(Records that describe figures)
--- START ---

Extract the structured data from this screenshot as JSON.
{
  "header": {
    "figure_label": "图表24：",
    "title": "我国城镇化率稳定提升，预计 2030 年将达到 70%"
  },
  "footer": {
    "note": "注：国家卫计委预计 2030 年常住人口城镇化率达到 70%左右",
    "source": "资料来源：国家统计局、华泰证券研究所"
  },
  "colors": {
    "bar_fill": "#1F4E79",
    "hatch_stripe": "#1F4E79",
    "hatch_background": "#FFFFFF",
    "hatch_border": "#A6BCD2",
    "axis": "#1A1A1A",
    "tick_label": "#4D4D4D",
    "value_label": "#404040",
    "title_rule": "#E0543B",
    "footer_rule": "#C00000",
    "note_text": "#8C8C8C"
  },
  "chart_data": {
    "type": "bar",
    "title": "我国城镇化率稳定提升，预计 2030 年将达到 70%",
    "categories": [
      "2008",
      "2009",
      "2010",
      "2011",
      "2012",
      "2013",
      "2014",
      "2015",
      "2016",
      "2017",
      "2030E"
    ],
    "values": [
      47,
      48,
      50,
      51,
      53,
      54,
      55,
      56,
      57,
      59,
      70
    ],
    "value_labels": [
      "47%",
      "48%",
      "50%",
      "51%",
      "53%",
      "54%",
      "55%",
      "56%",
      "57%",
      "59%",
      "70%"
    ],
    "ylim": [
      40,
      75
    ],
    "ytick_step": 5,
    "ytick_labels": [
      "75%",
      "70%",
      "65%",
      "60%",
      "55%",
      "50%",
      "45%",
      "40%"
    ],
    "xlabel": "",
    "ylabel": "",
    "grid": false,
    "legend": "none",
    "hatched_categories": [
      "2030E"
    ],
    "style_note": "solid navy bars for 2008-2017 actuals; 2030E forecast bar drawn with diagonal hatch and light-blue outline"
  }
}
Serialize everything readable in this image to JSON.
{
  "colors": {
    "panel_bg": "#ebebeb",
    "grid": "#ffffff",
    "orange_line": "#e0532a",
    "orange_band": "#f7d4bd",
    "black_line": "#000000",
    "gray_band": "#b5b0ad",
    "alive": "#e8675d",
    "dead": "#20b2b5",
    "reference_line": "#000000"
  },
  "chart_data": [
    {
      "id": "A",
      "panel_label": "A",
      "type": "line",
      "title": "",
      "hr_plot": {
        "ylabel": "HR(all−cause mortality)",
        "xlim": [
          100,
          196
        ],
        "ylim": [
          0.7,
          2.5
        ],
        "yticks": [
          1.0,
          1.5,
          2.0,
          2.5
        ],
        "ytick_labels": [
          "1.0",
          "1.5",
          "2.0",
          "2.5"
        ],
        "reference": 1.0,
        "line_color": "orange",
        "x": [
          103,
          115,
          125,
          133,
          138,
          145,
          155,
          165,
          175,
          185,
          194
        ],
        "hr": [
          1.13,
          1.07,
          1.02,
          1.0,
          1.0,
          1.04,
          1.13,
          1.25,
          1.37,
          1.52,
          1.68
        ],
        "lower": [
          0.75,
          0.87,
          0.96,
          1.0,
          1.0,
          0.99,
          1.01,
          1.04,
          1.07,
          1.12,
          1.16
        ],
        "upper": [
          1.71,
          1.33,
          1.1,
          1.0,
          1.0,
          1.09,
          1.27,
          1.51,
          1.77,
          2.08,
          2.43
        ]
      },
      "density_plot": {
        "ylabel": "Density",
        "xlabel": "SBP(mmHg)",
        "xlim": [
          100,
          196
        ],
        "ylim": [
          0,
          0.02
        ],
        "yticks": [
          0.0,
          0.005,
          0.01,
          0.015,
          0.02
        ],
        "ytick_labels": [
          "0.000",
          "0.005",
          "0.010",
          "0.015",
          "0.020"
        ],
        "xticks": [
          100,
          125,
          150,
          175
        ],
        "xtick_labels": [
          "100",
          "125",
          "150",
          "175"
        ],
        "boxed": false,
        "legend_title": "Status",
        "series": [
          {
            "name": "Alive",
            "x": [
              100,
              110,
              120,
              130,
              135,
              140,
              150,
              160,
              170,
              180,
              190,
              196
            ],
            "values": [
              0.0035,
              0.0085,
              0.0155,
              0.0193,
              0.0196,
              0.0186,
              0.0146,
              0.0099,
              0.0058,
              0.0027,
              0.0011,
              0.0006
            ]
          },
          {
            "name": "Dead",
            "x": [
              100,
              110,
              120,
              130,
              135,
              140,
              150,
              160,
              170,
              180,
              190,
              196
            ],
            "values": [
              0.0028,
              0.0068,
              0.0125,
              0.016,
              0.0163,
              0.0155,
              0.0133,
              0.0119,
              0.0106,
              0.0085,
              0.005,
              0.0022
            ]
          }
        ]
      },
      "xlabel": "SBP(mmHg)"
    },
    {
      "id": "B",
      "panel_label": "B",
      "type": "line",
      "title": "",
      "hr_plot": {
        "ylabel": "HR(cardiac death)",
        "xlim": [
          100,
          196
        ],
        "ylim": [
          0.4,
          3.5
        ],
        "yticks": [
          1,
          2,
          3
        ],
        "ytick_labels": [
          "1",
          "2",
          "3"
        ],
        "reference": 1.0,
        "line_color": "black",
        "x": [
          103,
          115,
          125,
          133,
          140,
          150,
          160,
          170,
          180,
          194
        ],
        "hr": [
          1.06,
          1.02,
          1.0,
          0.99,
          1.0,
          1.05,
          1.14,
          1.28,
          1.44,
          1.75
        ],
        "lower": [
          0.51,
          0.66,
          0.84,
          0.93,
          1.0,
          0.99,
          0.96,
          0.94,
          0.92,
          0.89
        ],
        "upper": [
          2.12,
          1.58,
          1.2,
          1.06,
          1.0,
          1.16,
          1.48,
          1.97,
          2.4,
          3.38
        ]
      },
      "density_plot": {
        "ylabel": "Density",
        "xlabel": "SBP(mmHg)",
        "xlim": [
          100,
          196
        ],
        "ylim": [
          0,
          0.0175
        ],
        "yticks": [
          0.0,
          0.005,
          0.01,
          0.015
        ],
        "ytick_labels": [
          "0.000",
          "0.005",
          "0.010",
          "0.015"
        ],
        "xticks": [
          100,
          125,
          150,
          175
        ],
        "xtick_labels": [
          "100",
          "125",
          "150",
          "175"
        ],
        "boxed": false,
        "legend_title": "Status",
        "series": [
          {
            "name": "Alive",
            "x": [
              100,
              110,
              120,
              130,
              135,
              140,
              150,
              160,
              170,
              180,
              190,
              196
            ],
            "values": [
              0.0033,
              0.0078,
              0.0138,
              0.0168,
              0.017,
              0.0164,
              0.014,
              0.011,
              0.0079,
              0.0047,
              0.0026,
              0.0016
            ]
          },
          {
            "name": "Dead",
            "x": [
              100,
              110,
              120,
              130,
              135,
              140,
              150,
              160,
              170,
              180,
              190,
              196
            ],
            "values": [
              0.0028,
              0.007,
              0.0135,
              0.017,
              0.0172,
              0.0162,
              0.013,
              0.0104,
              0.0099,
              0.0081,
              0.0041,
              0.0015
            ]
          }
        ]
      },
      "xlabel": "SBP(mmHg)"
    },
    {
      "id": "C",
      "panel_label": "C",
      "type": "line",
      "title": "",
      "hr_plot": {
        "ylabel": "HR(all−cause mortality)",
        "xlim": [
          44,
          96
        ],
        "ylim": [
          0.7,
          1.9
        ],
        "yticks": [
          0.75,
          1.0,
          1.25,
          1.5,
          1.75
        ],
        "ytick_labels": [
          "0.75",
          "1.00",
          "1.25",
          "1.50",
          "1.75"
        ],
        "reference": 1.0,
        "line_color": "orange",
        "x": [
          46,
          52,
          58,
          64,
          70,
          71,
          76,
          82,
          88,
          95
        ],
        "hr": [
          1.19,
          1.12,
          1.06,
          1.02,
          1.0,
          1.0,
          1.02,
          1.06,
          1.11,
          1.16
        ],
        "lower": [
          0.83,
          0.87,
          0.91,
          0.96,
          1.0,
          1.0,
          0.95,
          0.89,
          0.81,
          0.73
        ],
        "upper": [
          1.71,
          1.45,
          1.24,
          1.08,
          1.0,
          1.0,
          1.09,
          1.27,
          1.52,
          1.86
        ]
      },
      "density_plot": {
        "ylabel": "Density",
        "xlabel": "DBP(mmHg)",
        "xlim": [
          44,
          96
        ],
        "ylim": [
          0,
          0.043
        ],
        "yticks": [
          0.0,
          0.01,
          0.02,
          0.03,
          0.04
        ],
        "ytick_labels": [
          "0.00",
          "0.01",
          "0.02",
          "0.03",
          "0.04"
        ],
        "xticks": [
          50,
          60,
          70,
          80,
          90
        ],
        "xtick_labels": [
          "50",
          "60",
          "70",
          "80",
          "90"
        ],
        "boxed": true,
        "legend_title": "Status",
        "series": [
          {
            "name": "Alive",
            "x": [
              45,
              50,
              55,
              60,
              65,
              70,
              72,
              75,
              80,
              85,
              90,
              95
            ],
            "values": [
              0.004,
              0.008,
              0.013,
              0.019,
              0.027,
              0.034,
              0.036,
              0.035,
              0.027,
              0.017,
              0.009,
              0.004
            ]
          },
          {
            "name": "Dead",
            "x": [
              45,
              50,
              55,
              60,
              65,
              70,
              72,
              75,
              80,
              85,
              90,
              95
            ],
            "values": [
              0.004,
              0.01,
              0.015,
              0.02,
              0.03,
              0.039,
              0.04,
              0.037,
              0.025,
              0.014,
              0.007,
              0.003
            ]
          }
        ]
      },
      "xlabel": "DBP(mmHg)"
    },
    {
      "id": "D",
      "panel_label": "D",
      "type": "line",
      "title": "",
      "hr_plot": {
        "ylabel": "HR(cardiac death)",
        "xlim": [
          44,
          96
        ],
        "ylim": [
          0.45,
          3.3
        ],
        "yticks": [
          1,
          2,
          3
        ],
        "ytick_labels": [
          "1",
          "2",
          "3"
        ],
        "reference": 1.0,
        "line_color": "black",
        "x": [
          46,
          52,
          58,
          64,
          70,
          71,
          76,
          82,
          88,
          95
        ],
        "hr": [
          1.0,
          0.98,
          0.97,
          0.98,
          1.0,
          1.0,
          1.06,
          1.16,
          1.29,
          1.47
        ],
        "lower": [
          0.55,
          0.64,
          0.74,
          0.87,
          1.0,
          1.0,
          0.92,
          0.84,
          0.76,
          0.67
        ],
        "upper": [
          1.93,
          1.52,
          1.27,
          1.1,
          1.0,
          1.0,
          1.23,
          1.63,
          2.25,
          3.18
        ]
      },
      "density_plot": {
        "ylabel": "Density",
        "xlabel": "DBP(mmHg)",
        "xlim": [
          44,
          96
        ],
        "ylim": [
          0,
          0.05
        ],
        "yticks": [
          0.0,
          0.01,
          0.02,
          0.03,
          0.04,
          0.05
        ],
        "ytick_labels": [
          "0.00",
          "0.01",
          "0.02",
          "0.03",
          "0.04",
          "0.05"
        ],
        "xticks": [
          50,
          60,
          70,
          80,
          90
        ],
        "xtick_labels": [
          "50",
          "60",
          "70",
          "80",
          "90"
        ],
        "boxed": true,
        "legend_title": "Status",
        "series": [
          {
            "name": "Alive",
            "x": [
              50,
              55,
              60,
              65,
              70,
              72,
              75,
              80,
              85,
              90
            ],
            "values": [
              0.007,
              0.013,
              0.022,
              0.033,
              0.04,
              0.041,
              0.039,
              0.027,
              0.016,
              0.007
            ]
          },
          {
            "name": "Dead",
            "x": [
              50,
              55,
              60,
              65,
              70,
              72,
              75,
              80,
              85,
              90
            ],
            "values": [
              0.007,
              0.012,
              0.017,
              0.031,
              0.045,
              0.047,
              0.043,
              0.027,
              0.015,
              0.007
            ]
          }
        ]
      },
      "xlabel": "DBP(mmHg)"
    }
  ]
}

--- END ---

(THE PROBLEM): Pull every line containing the word "年将达到" out of the material.

(RESULT FOR THIS EXERCISE):
    "title": "我国城镇化率稳定提升，预计 2030 年将达到 70%"
    "title": "我国城镇化率稳定提升，预计 2030 年将达到 70%",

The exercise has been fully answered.